## Kutipan Teks

----

Mistifikasi Kesadaran Rakyat yang Menderita oleh Cak Nun

Literasi.co
Literasi
Published in
3 min readDec 17, 2017

Dari kemarin ada polemik — yang berujung pada cacian dan ancaman gebuk — di beberapa akun Facebook, terkait soal hubungan antara Emha Ainun Nadjib (EAN) dan proyek bandara baru Jogja (New Yogyakarta International Airport/NYIA) yang menghancurkan lima desa di Kulon Progo.

Polemik itu berkisar pada dua asumsi yang bertolak belakang:

Asumsi pro/fanatik-EAN: EAN membantu menghibur warga yang tergusur agar supaya ikhlas dan legowo di tempat baru. Apa menghibur warga bukan kebaikan? Menyenangkan “wong cilik”, sedekah.

Pandangan kritikus EAN: EAN melegitimasi penggusuran dan hanya jadi kepanjangan tangan kepentingan PT Angkasa Pura (AP) I, penyelenggara acara “Hijrah Angon Kahanan Anyar” beberapa bulan lalu. Otomatis, EAN terlibat dalam dosa struktural melegitimasi penggusuran, yang berujung pada terusirnya ribuan rakyat dari rumah mereka.

Pada prinsipnya, kita tidak perlu mencari-cari kesalahan orang lain. Tapi kalau orang yang dikira berbuat “baik”, ternyata kebaikannya itu diam-diam punya maksud untuk mendukung suatu kesalahan, maka itu harus dikoreksi. Kita tak tahu niatan EAN, atau “isi hati”-nya — serahkan hal itu kepada Dzat Yang Maha Mengetahui.

----

## Data yang Diberikan
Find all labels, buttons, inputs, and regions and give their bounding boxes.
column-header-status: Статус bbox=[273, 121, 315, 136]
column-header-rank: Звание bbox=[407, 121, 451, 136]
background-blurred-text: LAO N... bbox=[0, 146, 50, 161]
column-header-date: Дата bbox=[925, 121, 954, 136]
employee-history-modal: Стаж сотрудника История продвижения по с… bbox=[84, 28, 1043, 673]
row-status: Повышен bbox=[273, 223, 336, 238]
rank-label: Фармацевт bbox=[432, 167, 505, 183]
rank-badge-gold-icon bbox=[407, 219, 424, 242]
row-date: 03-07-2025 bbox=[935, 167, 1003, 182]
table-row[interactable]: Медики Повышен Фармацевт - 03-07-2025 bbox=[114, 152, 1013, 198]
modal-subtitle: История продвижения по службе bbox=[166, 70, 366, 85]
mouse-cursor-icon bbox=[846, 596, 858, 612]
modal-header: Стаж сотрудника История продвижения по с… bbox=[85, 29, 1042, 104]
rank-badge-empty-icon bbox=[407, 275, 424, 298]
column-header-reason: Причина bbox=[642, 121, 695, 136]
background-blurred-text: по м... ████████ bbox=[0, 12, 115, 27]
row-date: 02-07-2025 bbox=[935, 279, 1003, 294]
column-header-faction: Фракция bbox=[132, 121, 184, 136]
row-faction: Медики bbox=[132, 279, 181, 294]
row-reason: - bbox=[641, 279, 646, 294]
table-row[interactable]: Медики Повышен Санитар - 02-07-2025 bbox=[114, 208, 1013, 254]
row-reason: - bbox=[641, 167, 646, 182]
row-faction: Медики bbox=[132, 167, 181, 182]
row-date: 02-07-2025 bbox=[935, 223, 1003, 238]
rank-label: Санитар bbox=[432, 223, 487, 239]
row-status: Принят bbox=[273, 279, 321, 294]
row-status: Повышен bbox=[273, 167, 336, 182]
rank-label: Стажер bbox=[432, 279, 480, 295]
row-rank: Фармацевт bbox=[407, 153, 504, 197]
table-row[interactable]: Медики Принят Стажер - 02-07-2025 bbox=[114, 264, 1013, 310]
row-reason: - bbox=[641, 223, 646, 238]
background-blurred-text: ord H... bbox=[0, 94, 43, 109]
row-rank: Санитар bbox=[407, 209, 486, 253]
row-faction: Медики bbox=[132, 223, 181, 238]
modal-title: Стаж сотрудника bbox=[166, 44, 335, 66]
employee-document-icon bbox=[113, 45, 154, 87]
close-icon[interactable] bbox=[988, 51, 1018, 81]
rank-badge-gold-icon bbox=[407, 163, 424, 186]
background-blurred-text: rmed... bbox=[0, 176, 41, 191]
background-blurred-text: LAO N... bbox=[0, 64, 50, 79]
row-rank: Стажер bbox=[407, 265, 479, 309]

----

## Petunjuk
(a) Salin persis bagian tulisan tentang Cak Nun, dari "Polemik itu berkisar" sampai "Yang Maha Mengetahui.", dengan kedua ujungnya ikut disalin.
(b) Sebutkan semua kata atau frasa yang diapit tanda kutip dalam tulisan tentang Cak Nun.

## Jawaban
(a)
Polemik itu berkisar pada dua asumsi yang bertolak belakang:

Asumsi pro/fanatik-EAN: EAN membantu menghibur warga yang tergusur agar supaya ikhlas dan legowo di tempat baru. Apa menghibur warga bukan kebaikan? Menyenangkan “wong cilik”, sedekah.

Pandangan kritikus EAN: EAN melegitimasi penggusuran dan hanya jadi kepanjangan tangan kepentingan PT Angkasa Pura (AP) I, penyelenggara acara “Hijrah Angon Kahanan Anyar” beberapa bulan lalu. Otomatis, EAN terlibat dalam dosa struktural melegitimasi penggusuran, yang berujung pada terusirnya ribuan rakyat dari rumah mereka.

Pada prinsipnya, kita tidak perlu mencari-cari kesalahan orang lain. Tapi kalau orang yang dikira berbuat “baik”, ternyata kebaikannya itu diam-diam punya maksud untuk mendukung suatu kesalahan, maka itu harus dikoreksi. Kita tak tahu niatan EAN, atau “isi hati”-nya — serahkan hal itu kepada Dzat Yang Maha Mengetahui.

(b)
- “wong cilik”
- “Hijrah Angon Kahanan Anyar”
- “baik”
- “isi hati”